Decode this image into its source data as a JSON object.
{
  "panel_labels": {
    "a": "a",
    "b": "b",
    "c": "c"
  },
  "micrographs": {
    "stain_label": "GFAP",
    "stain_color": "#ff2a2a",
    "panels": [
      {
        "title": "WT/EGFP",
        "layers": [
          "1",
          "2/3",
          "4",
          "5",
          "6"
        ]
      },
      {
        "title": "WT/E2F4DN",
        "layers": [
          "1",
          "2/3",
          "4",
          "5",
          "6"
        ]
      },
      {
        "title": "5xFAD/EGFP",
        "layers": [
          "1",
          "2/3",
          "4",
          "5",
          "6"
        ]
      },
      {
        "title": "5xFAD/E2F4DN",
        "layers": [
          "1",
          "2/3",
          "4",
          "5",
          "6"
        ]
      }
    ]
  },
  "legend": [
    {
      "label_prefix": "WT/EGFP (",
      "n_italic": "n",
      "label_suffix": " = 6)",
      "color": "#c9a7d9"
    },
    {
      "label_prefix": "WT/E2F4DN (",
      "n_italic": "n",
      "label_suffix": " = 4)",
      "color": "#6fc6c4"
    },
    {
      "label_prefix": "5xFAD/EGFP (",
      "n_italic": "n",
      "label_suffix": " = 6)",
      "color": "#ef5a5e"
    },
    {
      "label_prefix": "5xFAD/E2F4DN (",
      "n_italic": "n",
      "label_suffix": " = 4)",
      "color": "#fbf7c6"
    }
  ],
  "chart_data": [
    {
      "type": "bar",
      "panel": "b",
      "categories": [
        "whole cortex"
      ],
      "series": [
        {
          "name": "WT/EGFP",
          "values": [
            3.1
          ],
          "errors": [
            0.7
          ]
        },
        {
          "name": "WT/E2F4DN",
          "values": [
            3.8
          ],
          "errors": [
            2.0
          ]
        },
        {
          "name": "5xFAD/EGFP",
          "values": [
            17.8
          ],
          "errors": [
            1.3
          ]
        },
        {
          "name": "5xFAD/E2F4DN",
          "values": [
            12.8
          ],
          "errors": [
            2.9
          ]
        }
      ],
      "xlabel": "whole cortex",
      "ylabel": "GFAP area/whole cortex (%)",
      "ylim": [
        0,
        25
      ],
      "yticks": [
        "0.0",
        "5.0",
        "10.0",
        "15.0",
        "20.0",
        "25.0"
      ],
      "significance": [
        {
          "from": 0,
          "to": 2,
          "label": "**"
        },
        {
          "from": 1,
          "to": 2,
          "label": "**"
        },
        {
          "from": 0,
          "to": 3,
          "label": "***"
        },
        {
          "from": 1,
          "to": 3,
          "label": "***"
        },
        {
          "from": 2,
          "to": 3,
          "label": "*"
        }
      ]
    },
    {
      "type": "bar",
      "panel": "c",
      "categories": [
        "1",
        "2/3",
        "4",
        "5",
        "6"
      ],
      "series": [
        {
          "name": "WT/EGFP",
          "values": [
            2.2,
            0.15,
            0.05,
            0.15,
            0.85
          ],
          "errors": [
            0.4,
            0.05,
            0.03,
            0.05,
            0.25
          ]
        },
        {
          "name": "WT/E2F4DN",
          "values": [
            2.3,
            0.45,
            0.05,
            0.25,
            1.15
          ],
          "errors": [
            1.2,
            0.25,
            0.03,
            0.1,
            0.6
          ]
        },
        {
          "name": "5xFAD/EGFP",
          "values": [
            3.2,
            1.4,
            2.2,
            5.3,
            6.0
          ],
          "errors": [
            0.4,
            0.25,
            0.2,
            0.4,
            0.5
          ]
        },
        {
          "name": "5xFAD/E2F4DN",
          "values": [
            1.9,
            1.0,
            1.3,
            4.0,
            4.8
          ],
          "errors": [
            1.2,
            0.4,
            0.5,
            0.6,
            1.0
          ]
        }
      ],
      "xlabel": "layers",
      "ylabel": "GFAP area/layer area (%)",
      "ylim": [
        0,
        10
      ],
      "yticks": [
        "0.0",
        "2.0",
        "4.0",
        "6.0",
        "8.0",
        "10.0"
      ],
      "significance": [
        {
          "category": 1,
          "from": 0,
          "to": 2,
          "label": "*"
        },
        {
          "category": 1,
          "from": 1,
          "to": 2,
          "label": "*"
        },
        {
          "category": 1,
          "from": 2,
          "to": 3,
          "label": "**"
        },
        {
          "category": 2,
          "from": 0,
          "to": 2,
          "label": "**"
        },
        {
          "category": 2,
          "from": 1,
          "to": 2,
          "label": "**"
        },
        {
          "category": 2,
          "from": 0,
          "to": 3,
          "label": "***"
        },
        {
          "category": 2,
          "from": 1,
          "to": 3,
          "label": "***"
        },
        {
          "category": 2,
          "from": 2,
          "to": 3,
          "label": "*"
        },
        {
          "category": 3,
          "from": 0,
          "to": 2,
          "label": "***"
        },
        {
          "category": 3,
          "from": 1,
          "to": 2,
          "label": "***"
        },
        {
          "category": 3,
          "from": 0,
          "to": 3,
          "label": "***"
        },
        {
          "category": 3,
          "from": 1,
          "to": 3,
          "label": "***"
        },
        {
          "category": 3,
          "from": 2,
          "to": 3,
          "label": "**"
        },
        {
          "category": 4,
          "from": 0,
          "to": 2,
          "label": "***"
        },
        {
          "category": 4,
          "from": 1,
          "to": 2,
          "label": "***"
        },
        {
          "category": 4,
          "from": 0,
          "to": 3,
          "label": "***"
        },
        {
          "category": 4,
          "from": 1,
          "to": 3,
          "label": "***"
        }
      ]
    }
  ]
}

PROBLEM TO SOLVE
Using the material above, print every entry exactly as written.

SOLUTION BELOW
Decode this image into its source data as a JSON object.
{
  "panel_labels": {
    "a": "a",
    "b": "b",
    "c": "c"
  },
  "micrographs": {
    "stain_label": "GFAP",
    "stain_color": "#ff2a2a",
    "panels": [
      {
        "title": "WT/EGFP",
        "layers": [
          "1",
          "2/3",
          "4",
          "5",
          "6"
        ]
      },
      {
        "title": "WT/E2F4DN",
        "layers": [
          "1",
          "2/3",
          "4",
          "5",
          "6"
        ]
      },
      {
        "title": "5xFAD/EGFP",
        "layers": [
          "1",
          "2/3",
          "4",
          "5",
          "6"
        ]
      },
      {
        "title": "5xFAD/E2F4DN",
        "layers": [
          "1",
          "2/3",
          "4",
          "5",
          "6"
        ]
      }
    ]
  },
  "legend": [
    {
      "label_prefix": "WT/EGFP (",
      "n_italic": "n",
      "label_suffix": " = 6)",
      "color": "#c9a7d9"
    },
    {
      "label_prefix": "WT/E2F4DN (",
      "n_italic": "n",
      "label_suffix": " = 4)",
      "color": "#6fc6c4"
    },
    {
      "label_prefix": "5xFAD/EGFP (",
      "n_italic": "n",
      "label_suffix": " = 6)",
      "color": "#ef5a5e"
    },
    {
      "label_prefix": "5xFAD/E2F4DN (",
      "n_italic": "n",
      "label_suffix": " = 4)",
      "color": "#fbf7c6"
    }
  ],
  "chart_data": [
    {
      "type": "bar",
      "panel": "b",
      "categories": [
        "whole cortex"
      ],
      "series": [
        {
          "name": "WT/EGFP",
          "values": [
            3.1
          ],
          "errors": [
            0.7
          ]
        },
        {
          "name": "WT/E2F4DN",
          "values": [
            3.8
          ],
          "errors": [
            2.0
          ]
        },
        {
          "name": "5xFAD/EGFP",
          "values": [
            17.8
          ],
          "errors": [
            1.3
          ]
        },
        {
          "name": "5xFAD/E2F4DN",
          "values": [
            12.8
          ],
          "errors": [
            2.9
          ]
        }
      ],
      "xlabel": "whole cortex",
      "ylabel": "GFAP area/whole cortex (%)",
      "ylim": [
        0,
        25
      ],
      "yticks": [
        "0.0",
        "5.0",
        "10.0",
        "15.0",
        "20.0",
        "25.0"
      ],
      "significance": [
        {
          "from": 0,
          "to": 2,
          "label": "**"
        },
        {
          "from": 1,
          "to": 2,
          "label": "**"
        },
        {
          "from": 0,
          "to": 3,
          "label": "***"
        },
        {
          "from": 1,
          "to": 3,
          "label": "***"
        },
        {
          "from": 2,
          "to": 3,
          "label": "*"
        }
      ]
    },
    {
      "type": "bar",
      "panel": "c",
      "categories": [
        "1",
        "2/3",
        "4",
        "5",
        "6"
      ],
      "series": [
        {
          "name": "WT/EGFP",
          "values": [
            2.2,
            0.15,
            0.05,
            0.15,
            0.85
          ],
          "errors": [
            0.4,
            0.05,
            0.03,
            0.05,
            0.25
          ]
        },
        {
          "name": "WT/E2F4DN",
          "values": [
            2.3,
            0.45,
            0.05,
            0.25,
            1.15
          ],
          "errors": [
            1.2,
            0.25,
            0.03,
            0.1,
            0.6
          ]
        },
        {
          "name": "5xFAD/EGFP",
          "values": [
            3.2,
            1.4,
            2.2,
            5.3,
            6.0
          ],
          "errors": [
            0.4,
            0.25,
            0.2,
            0.4,
            0.5
          ]
        },
        {
          "name": "5xFAD/E2F4DN",
          "values": [
            1.9,
            1.0,
            1.3,
            4.0,
            4.8
          ],
          "errors": [
            1.2,
            0.4,
            0.5,
            0.6,
            1.0
          ]
        }
      ],
      "xlabel": "layers",
      "ylabel": "GFAP area/layer area (%)",
      "ylim": [
        0,
        10
      ],
      "yticks": [
        "0.0",
        "2.0",
        "4.0",
        "6.0",
        "8.0",
        "10.0"
      ],
      "significance": [
        {
          "category": 1,
          "from": 0,
          "to": 2,
          "label": "*"
        },
        {
          "category": 1,
          "from": 1,
          "to": 2,
          "label": "*"
        },
        {
          "category": 1,
          "from": 2,
          "to": 3,
          "label": "**"
        },
        {
          "category": 2,
          "from": 0,
          "to": 2,
          "label": "**"
        },
        {
          "category": 2,
          "from": 1,
          "to": 2,
          "label": "**"
        },
        {
          "category": 2,
          "from": 0,
          "to": 3,
          "label": "***"
        },
        {
          "category": 2,
          "from": 1,
          "to": 3,
          "label": "***"
        },
        {
          "category": 2,
          "from": 2,
          "to": 3,
          "label": "*"
        },
        {
          "category": 3,
          "from": 0,
          "to": 2,
          "label": "***"
        },
        {
          "category": 3,
          "from": 1,
          "to": 2,
          "label": "***"
        },
        {
          "category": 3,
          "from": 0,
          "to": 3,
          "label": "***"
        },
        {
          "category": 3,
          "from": 1,
          "to": 3,
          "label": "***"
        },
        {
          "category": 3,
          "from": 2,
          "to": 3,
          "label": "**"
        },
        {
          "category": 4,
          "from": 0,
          "to": 2,
          "label": "***"
        },
        {
          "category": 4,
          "from": 1,
          "to": 2,
          "label": "***"
        },
        {
          "category": 4,
          "from": 0,
          "to": 3,
          "label": "***"
        },
        {
          "category": 4,
          "from": 1,
          "to": 3,
          "label": "***"
        }
      ]
    }
  ]
}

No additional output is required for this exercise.